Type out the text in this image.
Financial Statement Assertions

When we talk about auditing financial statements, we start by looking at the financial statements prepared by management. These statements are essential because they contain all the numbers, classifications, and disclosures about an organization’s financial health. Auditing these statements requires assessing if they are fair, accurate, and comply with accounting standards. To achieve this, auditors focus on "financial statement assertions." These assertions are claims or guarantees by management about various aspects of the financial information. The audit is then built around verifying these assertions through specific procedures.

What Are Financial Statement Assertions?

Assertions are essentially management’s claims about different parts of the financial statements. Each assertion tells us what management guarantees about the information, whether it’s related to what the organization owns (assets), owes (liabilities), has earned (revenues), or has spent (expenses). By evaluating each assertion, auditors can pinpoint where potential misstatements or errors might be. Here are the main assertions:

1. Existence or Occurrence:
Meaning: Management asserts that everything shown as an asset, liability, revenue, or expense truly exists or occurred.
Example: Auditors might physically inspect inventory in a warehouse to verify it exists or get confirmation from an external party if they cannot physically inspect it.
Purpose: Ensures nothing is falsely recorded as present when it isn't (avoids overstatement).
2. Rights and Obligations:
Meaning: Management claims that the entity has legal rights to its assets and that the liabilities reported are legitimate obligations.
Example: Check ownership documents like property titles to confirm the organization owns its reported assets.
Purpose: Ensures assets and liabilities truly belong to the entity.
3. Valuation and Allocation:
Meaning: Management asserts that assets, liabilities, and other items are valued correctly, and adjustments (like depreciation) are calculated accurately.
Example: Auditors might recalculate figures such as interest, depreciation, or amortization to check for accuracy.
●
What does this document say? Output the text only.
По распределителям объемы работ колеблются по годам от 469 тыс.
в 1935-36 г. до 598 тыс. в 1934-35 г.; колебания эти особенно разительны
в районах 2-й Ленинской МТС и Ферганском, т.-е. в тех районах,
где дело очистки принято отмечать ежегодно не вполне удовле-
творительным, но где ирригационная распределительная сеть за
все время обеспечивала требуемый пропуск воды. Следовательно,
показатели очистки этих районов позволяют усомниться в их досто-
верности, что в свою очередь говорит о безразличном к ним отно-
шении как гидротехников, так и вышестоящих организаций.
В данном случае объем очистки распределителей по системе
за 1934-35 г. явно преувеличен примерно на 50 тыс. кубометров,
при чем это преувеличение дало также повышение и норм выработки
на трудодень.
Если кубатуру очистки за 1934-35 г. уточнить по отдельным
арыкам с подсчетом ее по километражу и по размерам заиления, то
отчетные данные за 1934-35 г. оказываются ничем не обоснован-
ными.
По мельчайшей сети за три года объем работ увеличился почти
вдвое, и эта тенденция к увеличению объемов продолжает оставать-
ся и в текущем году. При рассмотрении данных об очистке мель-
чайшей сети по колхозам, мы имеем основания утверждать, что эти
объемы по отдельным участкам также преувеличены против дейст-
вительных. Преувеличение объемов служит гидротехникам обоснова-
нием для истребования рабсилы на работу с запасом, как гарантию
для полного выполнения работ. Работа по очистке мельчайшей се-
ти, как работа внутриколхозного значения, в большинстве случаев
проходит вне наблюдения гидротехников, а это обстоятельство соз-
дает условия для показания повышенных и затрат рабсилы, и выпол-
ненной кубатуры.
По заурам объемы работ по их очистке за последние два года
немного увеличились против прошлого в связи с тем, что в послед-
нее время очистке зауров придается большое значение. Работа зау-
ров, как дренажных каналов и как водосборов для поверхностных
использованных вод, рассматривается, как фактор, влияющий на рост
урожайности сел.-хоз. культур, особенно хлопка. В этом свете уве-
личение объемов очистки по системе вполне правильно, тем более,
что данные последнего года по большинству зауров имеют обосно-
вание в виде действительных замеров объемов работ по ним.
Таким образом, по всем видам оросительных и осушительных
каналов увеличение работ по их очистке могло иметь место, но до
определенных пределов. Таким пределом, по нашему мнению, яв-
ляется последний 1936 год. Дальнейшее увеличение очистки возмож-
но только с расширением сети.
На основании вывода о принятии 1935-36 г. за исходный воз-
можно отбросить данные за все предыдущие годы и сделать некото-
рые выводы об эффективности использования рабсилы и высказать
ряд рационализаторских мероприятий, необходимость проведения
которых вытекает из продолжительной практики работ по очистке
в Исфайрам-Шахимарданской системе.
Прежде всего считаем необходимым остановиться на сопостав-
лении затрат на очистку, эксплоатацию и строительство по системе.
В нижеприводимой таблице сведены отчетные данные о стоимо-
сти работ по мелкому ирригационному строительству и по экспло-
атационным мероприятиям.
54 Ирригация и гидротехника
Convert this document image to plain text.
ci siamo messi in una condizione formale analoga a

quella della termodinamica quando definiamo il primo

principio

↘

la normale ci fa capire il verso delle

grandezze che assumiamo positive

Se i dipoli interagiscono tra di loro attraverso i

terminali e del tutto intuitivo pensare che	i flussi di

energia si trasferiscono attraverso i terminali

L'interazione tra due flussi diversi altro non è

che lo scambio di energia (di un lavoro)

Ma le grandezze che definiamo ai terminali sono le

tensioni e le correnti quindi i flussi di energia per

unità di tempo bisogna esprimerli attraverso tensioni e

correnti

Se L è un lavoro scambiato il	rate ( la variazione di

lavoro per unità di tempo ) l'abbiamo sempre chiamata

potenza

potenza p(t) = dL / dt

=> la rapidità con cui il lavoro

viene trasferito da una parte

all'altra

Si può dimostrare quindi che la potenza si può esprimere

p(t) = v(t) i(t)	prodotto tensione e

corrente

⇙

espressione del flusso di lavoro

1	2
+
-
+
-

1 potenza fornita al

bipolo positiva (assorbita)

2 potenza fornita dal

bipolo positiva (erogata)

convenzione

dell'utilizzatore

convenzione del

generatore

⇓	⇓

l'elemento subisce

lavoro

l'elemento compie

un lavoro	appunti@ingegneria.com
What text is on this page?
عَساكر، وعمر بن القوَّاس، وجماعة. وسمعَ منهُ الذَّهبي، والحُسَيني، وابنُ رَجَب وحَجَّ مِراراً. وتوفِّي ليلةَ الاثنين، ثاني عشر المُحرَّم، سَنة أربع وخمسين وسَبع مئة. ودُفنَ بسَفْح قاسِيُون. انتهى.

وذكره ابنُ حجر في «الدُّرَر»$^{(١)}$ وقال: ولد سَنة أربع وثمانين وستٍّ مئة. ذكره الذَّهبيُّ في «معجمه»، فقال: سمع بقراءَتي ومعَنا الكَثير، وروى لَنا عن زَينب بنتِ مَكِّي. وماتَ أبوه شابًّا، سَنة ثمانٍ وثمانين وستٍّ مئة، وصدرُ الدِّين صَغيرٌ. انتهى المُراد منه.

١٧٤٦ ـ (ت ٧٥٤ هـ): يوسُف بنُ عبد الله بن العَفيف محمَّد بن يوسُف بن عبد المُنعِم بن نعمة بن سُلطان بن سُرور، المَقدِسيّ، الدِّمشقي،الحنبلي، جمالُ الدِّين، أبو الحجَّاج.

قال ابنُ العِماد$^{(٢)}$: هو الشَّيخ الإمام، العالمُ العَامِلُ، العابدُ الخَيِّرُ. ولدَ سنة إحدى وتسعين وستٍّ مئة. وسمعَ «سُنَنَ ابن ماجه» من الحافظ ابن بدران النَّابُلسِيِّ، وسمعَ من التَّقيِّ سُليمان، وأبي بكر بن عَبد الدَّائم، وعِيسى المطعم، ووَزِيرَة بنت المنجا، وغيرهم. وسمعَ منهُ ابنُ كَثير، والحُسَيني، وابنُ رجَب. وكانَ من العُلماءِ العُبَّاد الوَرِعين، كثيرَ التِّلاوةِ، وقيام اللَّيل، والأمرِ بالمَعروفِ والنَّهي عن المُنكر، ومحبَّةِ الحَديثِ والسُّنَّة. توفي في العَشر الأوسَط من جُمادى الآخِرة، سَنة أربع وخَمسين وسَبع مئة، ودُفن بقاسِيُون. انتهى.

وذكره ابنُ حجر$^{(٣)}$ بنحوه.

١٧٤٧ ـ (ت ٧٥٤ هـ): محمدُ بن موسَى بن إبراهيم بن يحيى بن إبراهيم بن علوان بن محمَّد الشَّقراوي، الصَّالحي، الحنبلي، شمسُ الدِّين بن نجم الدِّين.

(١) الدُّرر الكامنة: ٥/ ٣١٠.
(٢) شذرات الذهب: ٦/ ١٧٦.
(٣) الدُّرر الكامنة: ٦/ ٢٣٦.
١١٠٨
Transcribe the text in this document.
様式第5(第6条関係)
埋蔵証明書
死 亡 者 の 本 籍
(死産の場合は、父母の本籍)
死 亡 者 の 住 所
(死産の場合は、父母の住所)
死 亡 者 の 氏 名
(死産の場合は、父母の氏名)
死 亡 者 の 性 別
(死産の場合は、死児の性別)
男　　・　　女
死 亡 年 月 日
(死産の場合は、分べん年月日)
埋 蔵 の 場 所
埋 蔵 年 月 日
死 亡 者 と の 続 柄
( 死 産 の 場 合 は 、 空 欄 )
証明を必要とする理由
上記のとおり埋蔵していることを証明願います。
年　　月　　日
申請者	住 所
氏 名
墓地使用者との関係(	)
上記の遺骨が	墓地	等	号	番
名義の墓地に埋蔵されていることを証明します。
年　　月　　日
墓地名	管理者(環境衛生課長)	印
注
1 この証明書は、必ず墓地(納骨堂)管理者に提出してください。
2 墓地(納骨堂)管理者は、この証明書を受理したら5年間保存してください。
***
> Directive
Pick out all lines containing the string "positiva".

> Reply to the exercise
bipolo positiva (assorbita)
bipolo positiva (erogata)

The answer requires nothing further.